Extracted data entries:

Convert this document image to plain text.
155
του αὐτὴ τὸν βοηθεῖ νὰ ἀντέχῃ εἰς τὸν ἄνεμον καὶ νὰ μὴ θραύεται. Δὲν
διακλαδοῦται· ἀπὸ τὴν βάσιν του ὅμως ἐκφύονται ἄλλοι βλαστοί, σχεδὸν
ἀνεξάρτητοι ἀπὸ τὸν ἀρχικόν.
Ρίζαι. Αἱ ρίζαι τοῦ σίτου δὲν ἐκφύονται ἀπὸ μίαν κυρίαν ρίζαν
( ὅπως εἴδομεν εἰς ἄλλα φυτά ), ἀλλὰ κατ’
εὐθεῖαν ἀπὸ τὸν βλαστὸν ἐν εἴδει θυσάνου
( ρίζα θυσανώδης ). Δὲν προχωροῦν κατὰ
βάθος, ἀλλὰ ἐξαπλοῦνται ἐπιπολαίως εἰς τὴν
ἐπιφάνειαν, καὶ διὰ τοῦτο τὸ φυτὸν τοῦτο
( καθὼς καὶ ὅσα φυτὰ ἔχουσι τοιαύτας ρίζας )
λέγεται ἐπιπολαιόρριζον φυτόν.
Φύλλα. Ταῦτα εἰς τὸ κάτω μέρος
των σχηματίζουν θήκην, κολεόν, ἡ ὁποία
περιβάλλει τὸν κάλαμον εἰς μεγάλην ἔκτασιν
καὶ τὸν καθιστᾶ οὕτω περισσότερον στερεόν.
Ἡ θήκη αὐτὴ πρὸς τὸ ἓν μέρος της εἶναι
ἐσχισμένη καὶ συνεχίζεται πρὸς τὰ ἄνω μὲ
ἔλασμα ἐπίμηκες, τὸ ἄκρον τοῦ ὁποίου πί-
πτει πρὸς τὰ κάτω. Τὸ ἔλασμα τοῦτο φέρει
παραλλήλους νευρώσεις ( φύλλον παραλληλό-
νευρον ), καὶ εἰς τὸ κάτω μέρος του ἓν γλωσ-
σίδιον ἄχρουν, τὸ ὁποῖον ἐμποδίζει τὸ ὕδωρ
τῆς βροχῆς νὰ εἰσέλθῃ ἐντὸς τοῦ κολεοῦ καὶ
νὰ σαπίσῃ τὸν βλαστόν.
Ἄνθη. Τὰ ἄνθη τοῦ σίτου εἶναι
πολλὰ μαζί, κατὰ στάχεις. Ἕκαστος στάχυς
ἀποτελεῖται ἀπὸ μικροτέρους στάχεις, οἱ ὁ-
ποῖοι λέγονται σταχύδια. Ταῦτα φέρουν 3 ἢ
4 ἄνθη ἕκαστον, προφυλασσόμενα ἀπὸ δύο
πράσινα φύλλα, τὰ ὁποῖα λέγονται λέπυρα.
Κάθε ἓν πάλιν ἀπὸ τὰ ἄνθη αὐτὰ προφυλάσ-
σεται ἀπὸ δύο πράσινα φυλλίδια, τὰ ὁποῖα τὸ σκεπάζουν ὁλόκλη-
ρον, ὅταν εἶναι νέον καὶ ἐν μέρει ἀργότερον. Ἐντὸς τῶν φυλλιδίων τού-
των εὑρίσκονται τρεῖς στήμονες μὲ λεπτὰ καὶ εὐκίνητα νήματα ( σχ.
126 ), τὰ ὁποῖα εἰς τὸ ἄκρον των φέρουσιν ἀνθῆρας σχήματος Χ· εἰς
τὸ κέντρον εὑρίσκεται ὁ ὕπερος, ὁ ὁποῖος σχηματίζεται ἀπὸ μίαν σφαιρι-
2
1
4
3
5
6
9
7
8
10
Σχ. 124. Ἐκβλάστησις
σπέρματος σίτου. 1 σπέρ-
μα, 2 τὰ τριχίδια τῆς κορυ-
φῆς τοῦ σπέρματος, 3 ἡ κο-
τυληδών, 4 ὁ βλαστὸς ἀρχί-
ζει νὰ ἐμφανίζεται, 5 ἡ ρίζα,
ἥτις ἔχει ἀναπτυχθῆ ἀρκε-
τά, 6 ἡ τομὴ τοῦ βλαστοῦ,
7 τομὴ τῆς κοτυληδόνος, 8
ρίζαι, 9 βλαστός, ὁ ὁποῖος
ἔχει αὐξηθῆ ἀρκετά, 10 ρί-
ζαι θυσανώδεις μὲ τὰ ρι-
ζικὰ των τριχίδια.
---
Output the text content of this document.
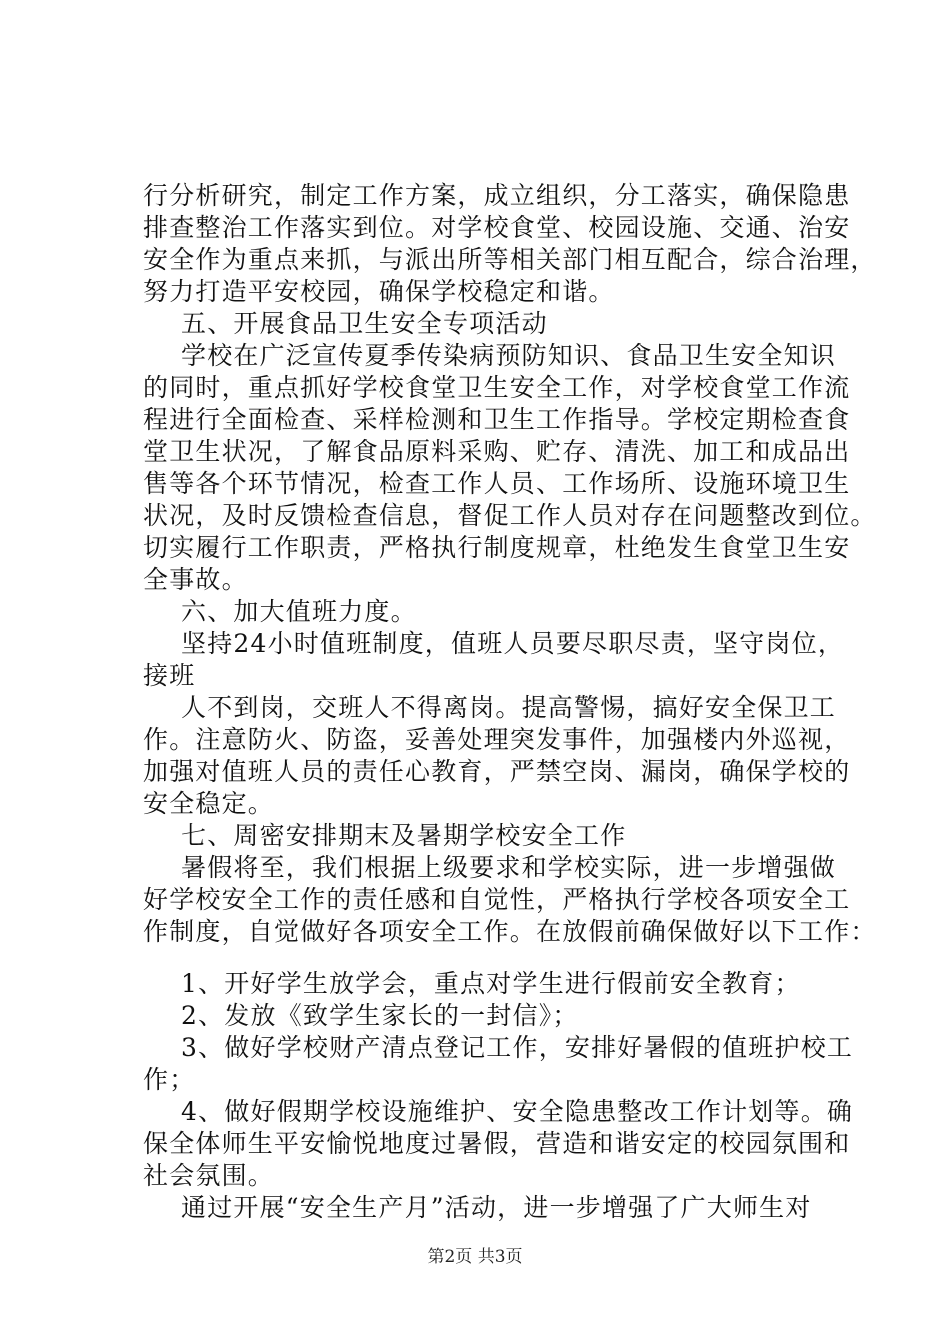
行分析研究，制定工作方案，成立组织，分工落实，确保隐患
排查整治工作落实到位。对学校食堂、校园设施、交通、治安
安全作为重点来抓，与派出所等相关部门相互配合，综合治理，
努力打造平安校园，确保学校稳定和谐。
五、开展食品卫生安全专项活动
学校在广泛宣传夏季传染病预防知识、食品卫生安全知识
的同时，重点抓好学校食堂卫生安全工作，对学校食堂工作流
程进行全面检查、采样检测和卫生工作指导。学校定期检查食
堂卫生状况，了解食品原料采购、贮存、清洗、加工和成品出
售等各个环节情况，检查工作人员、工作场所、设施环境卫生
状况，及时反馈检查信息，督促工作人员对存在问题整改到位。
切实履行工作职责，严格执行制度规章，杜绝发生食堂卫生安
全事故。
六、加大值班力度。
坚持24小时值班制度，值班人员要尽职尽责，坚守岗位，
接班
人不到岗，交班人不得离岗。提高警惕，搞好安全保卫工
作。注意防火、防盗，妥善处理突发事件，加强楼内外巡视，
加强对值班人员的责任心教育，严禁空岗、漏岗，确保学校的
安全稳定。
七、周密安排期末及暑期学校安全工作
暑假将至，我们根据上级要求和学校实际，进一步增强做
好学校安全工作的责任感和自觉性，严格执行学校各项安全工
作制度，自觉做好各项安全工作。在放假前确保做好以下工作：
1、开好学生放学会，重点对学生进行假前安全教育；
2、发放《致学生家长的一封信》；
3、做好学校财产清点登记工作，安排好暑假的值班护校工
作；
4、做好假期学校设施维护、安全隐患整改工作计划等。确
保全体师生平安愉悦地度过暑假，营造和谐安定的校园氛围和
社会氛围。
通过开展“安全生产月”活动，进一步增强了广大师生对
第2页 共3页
==
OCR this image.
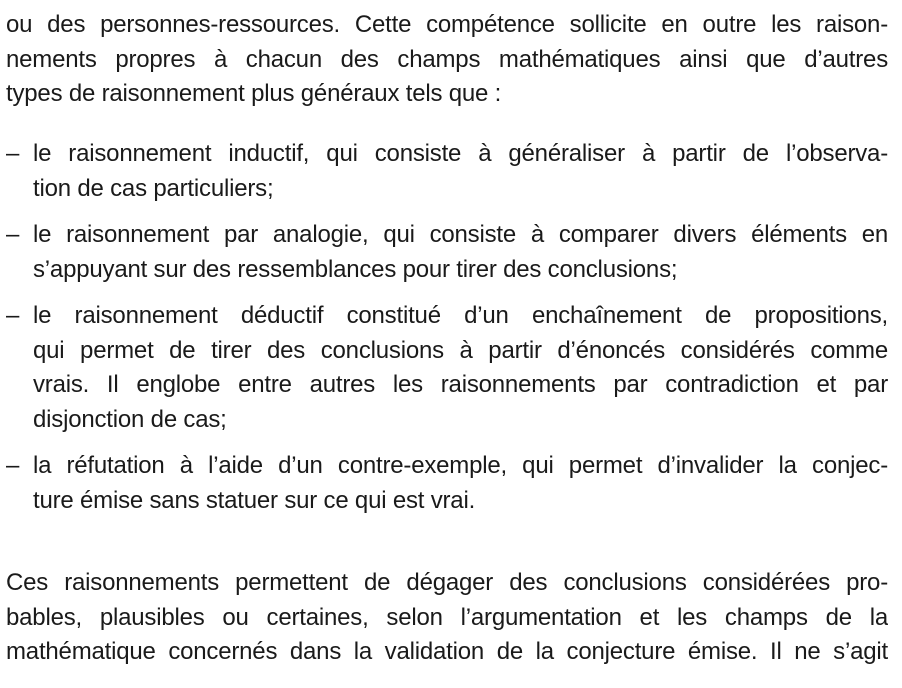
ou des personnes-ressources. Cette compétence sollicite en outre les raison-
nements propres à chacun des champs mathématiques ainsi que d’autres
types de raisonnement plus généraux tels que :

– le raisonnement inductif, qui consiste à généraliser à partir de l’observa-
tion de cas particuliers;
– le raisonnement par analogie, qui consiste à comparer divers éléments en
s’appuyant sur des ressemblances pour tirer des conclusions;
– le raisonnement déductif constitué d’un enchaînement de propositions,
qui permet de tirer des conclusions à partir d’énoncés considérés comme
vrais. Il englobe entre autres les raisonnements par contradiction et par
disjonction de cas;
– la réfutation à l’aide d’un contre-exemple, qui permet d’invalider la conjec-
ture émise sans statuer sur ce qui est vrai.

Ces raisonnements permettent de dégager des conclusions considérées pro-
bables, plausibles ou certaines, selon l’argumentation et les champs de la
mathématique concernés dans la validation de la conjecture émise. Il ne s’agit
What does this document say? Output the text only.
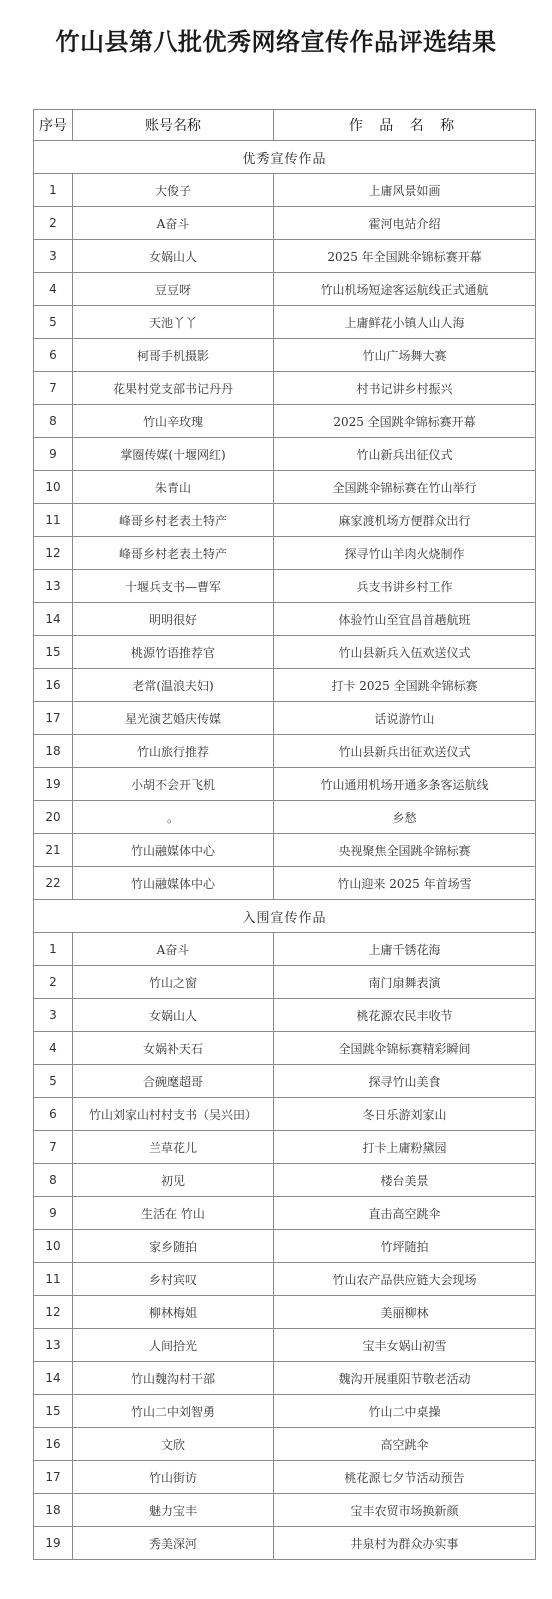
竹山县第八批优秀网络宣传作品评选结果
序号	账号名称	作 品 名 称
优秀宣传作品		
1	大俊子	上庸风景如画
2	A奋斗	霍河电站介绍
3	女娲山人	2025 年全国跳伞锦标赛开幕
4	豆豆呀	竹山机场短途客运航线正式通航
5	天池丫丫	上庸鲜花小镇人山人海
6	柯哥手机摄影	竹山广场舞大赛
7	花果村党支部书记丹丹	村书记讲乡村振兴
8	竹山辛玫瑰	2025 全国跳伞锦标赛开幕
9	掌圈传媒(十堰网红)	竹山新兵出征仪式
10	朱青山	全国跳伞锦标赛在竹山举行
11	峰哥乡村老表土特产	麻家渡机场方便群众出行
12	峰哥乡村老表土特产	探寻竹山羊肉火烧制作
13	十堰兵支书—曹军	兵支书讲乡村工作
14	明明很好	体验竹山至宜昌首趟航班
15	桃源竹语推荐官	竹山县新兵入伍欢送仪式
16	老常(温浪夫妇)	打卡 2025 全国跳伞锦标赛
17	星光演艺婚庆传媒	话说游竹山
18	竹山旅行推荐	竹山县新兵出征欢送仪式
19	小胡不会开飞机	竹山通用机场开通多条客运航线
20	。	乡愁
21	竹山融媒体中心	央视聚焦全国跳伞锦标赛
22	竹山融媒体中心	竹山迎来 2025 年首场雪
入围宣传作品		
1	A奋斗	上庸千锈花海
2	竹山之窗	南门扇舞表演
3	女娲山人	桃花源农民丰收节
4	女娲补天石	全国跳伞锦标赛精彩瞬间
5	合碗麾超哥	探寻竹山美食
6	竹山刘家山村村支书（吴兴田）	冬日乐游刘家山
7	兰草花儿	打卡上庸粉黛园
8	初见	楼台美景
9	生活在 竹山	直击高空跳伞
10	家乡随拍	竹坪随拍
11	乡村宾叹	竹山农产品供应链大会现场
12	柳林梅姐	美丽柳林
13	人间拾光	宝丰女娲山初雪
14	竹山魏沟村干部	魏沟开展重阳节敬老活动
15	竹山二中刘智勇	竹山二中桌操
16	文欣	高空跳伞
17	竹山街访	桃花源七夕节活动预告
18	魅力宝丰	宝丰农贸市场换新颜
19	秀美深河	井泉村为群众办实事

= DIRECTIVE =
Report the number of lines in the listing that include the string "竹山融媒体中心"; give nothing but the number.

= EXPECTED ANSWER =
2